* What you are asked to do
From the listing below, copy every line with the word "surface".

:::

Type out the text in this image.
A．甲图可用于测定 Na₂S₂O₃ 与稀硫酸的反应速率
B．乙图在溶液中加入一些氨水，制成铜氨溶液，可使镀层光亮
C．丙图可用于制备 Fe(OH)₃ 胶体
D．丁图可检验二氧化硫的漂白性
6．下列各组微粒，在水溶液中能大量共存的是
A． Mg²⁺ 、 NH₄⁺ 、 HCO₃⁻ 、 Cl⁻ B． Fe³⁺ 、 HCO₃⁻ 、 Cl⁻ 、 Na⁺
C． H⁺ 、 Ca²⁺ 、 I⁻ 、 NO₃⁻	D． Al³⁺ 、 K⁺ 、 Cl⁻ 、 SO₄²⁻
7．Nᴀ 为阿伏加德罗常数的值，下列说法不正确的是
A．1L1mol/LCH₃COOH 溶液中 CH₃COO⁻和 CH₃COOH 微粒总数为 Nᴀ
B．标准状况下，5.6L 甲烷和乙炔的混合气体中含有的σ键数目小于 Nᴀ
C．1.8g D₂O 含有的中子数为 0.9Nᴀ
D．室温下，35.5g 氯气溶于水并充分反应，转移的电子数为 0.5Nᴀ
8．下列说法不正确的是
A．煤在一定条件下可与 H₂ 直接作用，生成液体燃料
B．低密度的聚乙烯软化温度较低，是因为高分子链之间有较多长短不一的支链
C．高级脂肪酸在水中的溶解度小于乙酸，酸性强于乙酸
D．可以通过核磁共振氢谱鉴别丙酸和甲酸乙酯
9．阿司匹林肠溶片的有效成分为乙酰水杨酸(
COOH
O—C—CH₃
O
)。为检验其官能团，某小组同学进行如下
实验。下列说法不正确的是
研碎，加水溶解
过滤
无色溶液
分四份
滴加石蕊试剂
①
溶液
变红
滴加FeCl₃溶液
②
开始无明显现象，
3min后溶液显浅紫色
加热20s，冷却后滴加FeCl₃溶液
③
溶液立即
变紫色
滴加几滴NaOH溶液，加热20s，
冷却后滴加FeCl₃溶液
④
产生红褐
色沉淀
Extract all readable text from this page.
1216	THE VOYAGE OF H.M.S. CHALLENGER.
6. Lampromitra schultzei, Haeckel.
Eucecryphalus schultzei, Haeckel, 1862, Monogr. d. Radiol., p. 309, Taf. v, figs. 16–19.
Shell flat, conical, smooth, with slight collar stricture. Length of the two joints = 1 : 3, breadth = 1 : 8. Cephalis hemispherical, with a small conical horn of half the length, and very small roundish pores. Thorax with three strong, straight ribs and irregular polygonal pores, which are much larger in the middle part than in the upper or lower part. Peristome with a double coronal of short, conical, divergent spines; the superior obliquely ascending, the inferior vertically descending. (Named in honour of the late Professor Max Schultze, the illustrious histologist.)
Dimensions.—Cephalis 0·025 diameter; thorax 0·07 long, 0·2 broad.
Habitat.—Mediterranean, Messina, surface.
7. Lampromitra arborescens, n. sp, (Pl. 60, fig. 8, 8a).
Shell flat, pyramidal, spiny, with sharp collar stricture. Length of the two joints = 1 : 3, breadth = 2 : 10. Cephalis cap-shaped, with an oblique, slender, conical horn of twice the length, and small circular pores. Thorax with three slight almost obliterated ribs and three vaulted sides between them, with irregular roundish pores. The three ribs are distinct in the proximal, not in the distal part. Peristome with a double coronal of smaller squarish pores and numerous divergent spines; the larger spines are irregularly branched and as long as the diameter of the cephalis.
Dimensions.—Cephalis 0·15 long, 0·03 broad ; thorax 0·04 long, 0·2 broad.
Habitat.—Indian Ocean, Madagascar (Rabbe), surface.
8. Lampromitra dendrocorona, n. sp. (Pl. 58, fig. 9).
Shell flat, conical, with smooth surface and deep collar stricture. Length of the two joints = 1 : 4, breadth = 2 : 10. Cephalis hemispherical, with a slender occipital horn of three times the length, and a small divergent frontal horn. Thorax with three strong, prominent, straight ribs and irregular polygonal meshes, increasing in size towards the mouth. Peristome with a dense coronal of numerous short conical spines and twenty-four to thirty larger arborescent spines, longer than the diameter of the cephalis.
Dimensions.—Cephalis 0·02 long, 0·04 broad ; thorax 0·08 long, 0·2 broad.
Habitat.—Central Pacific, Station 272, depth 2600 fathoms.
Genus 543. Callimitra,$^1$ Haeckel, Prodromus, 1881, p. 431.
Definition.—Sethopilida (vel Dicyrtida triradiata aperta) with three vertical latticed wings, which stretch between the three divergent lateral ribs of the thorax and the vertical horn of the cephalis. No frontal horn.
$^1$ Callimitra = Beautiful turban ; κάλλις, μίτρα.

:::

* Correct output
Habitat.—Mediterranean, Messina, surface.
Habitat.—Indian Ocean, Madagascar (Rabbe), surface.
Shell flat, conical, with smooth surface and deep collar stricture. Length of the two joints = 1 : 4, breadth = 2 : 10. Cephalis hemispherical, with a slender occipital horn of three times the length, and a small divergent frontal horn. Thorax with three strong, prominent, straight ribs and irregular polygonal meshes, increasing in size towards the mouth. Peristome with a dense coronal of numerous short conical spines and twenty-four to thirty larger arborescent spines, longer than the diameter of the cephalis.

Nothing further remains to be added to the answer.